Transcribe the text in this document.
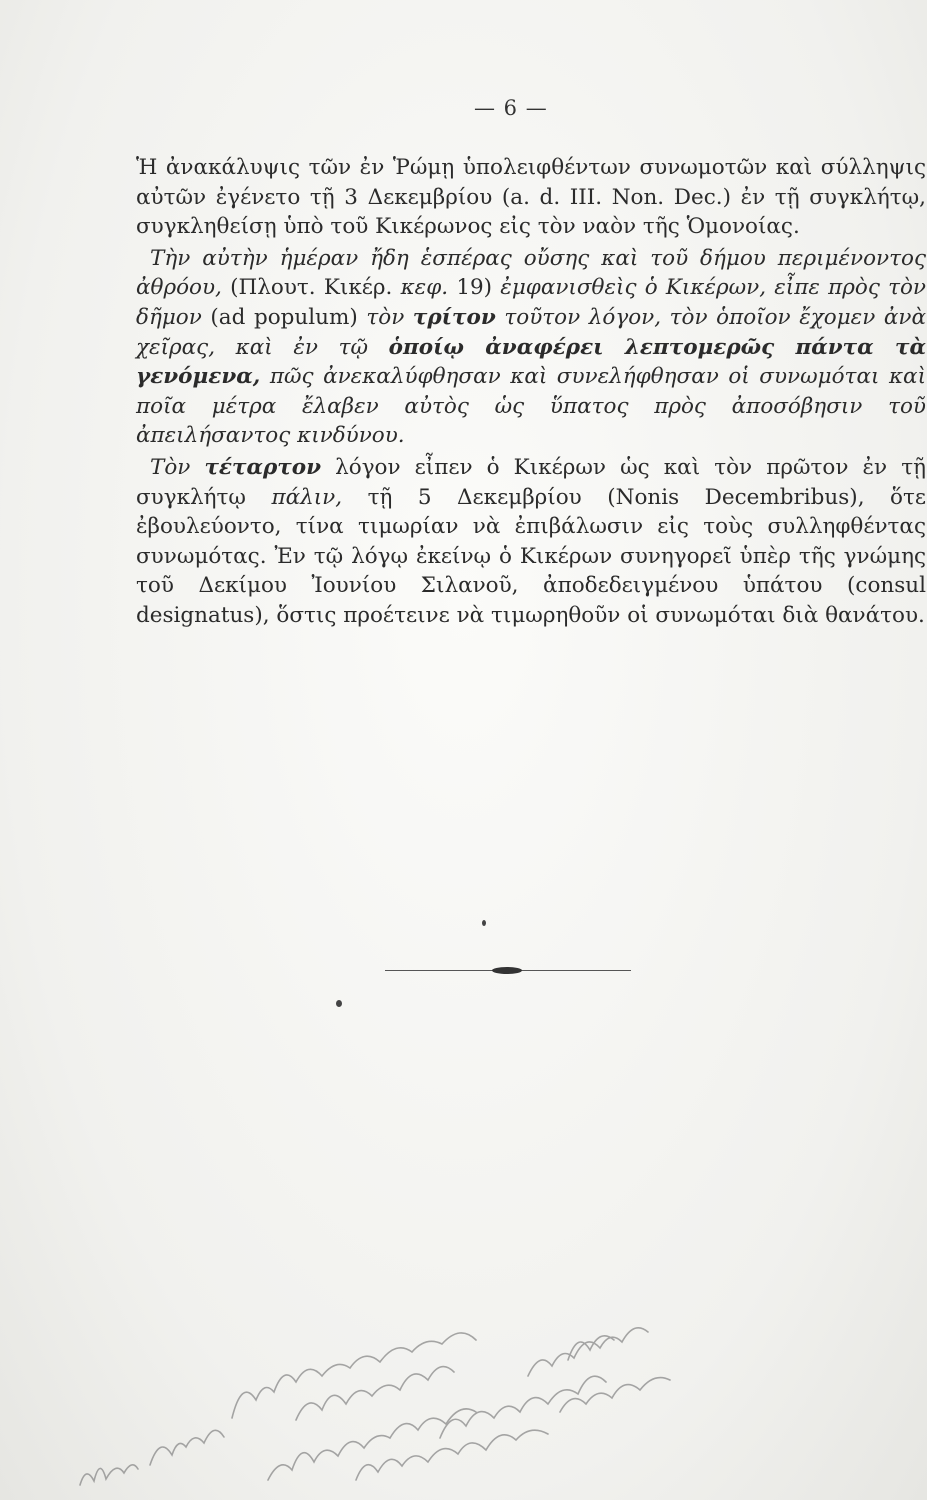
— 6 —

Ἡ ἀνακάλυψις τῶν ἐν Ῥώμῃ ὑπολειφθέντων συνωμοτῶν καὶ σύλληψις αὐτῶν ἐγένετο τῇ 3 Δεκεμβρίου (a. d. III. Non. Dec.) ἐν τῇ συγκλήτῳ, συγκληθείσῃ ὑπὸ τοῦ Κικέρωνος εἰς τὸν ναὸν τῆς Ὁμονοίας.

Τὴν αὐτὴν ἡμέραν ἤδη ἑσπέρας οὔσης καὶ τοῦ δήμου περιμένοντος ἀθρόου, (Πλουτ. Κικέρ. κεφ. 19) ἐμφανισθεὶς ὁ Κικέρων, εἶπε πρὸς τὸν δῆμον (ad populum) τὸν τρίτον τοῦτον λόγον, τὸν ὁποῖον ἔχομεν ἀνὰ χεῖρας, καὶ ἐν τῷ ὁποίῳ ἀναφέρει λεπτομερῶς πάντα τὰ γενόμενα, πῶς ἀνεκαλύφθησαν καὶ συνελήφθησαν οἱ συνωμόται καὶ ποῖα μέτρα ἔλαβεν αὐτὸς ὡς ὕπατος πρὸς ἀποσόβησιν τοῦ ἀπειλήσαντος κινδύνου.

Τὸν τέταρτον λόγον εἶπεν ὁ Κικέρων ὡς καὶ τὸν πρῶτον ἐν τῇ συγκλήτῳ πάλιν, τῇ 5 Δεκεμβρίου (Nonis Decembribus), ὅτε ἐβουλεύοντο, τίνα τιμωρίαν νὰ ἐπιβάλωσιν εἰς τοὺς συλληφθέντας συνωμότας. Ἐν τῷ λόγῳ ἐκείνῳ ὁ Κικέρων συνηγορεῖ ὑπὲρ τῆς γνώμης τοῦ Δεκίμου Ἰουνίου Σιλανοῦ, ἀποδεδειγμένου ὑπάτου (consul designatus), ὅστις προέτεινε νὰ τιμωρηθοῦν οἱ συνωμόται διὰ θανάτου.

What is needed =
Leave out the pictures and output the rest of the material exactly as written.

Full answer =
Transcribe the text in this document.
— 6 —

Ἡ ἀνακάλυψις τῶν ἐν Ῥώμῃ ὑπολειφθέντων συνωμοτῶν καὶ σύλληψις αὐτῶν ἐγένετο τῇ 3 Δεκεμβρίου (a. d. III. Non. Dec.) ἐν τῇ συγκλήτῳ, συγκληθείσῃ ὑπὸ τοῦ Κικέρωνος εἰς τὸν ναὸν τῆς Ὁμονοίας.

Τὴν αὐτὴν ἡμέραν ἤδη ἑσπέρας οὔσης καὶ τοῦ δήμου περιμένοντος ἀθρόου, (Πλουτ. Κικέρ. κεφ. 19) ἐμφανισθεὶς ὁ Κικέρων, εἶπε πρὸς τὸν δῆμον (ad populum) τὸν τρίτον τοῦτον λόγον, τὸν ὁποῖον ἔχομεν ἀνὰ χεῖρας, καὶ ἐν τῷ ὁποίῳ ἀναφέρει λεπτομερῶς πάντα τὰ γενόμενα, πῶς ἀνεκαλύφθησαν καὶ συνελήφθησαν οἱ συνωμόται καὶ ποῖα μέτρα ἔλαβεν αὐτὸς ὡς ὕπατος πρὸς ἀποσόβησιν τοῦ ἀπειλήσαντος κινδύνου.

Τὸν τέταρτον λόγον εἶπεν ὁ Κικέρων ὡς καὶ τὸν πρῶτον ἐν τῇ συγκλήτῳ πάλιν, τῇ 5 Δεκεμβρίου (Nonis Decembribus), ὅτε ἐβουλεύοντο, τίνα τιμωρίαν νὰ ἐπιβάλωσιν εἰς τοὺς συλληφθέντας συνωμότας. Ἐν τῷ λόγῳ ἐκείνῳ ὁ Κικέρων συνηγορεῖ ὑπὲρ τῆς γνώμης τοῦ Δεκίμου Ἰουνίου Σιλανοῦ, ἀποδεδειγμένου ὑπάτου (consul designatus), ὅστις προέτεινε νὰ τιμωρηθοῦν οἱ συνωμόται διὰ θανάτου.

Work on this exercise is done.